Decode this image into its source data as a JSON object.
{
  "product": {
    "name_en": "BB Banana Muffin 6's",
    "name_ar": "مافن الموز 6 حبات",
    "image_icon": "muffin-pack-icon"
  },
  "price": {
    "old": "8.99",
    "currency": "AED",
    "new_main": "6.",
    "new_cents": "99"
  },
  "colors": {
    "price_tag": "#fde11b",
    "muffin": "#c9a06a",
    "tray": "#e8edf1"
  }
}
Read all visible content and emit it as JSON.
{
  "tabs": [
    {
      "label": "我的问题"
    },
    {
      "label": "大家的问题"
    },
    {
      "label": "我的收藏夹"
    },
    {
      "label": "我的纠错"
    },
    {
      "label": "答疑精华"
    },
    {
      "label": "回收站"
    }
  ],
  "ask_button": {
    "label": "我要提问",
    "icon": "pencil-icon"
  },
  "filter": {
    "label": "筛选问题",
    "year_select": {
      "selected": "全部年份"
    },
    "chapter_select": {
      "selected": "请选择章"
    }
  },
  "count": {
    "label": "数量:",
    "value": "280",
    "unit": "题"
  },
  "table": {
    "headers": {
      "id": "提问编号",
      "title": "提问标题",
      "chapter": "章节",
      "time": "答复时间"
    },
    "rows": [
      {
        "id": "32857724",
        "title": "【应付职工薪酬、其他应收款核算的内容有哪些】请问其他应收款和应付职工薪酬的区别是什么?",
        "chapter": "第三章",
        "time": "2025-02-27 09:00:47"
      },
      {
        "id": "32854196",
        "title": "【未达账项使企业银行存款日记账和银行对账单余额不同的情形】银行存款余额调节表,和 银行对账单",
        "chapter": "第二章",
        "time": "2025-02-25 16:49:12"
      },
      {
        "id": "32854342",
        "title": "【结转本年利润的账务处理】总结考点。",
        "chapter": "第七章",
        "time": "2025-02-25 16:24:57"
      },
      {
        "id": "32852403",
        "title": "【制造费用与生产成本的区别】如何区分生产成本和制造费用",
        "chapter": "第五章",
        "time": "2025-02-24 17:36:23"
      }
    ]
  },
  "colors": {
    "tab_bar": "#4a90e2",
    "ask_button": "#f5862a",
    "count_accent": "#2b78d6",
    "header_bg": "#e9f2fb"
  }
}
------------------------------------
**WRITTEN REQUEST:** Set down the material above again, word for word.

**TASK RESULT:**
Decode this image into its source data as a JSON object.
{
  "product": {
    "name_en": "BB Banana Muffin 6's",
    "name_ar": "مافن الموز 6 حبات",
    "image_icon": "muffin-pack-icon"
  },
  "price": {
    "old": "8.99",
    "currency": "AED",
    "new_main": "6.",
    "new_cents": "99"
  },
  "colors": {
    "price_tag": "#fde11b",
    "muffin": "#c9a06a",
    "tray": "#e8edf1"
  }
}
Read all visible content and emit it as JSON.
{
  "tabs": [
    {
      "label": "我的问题"
    },
    {
      "label": "大家的问题"
    },
    {
      "label": "我的收藏夹"
    },
    {
      "label": "我的纠错"
    },
    {
      "label": "答疑精华"
    },
    {
      "label": "回收站"
    }
  ],
  "ask_button": {
    "label": "我要提问",
    "icon": "pencil-icon"
  },
  "filter": {
    "label": "筛选问题",
    "year_select": {
      "selected": "全部年份"
    },
    "chapter_select": {
      "selected": "请选择章"
    }
  },
  "count": {
    "label": "数量:",
    "value": "280",
    "unit": "题"
  },
  "table": {
    "headers": {
      "id": "提问编号",
      "title": "提问标题",
      "chapter": "章节",
      "time": "答复时间"
    },
    "rows": [
      {
        "id": "32857724",
        "title": "【应付职工薪酬、其他应收款核算的内容有哪些】请问其他应收款和应付职工薪酬的区别是什么?",
        "chapter": "第三章",
        "time": "2025-02-27 09:00:47"
      },
      {
        "id": "32854196",
        "title": "【未达账项使企业银行存款日记账和银行对账单余额不同的情形】银行存款余额调节表,和 银行对账单",
        "chapter": "第二章",
        "time": "2025-02-25 16:49:12"
      },
      {
        "id": "32854342",
        "title": "【结转本年利润的账务处理】总结考点。",
        "chapter": "第七章",
        "time": "2025-02-25 16:24:57"
      },
      {
        "id": "32852403",
        "title": "【制造费用与生产成本的区别】如何区分生产成本和制造费用",
        "chapter": "第五章",
        "time": "2025-02-24 17:36:23"
      }
    ]
  },
  "colors": {
    "tab_bar": "#4a90e2",
    "ask_button": "#f5862a",
    "count_accent": "#2b78d6",
    "header_bg": "#e9f2fb"
  }
}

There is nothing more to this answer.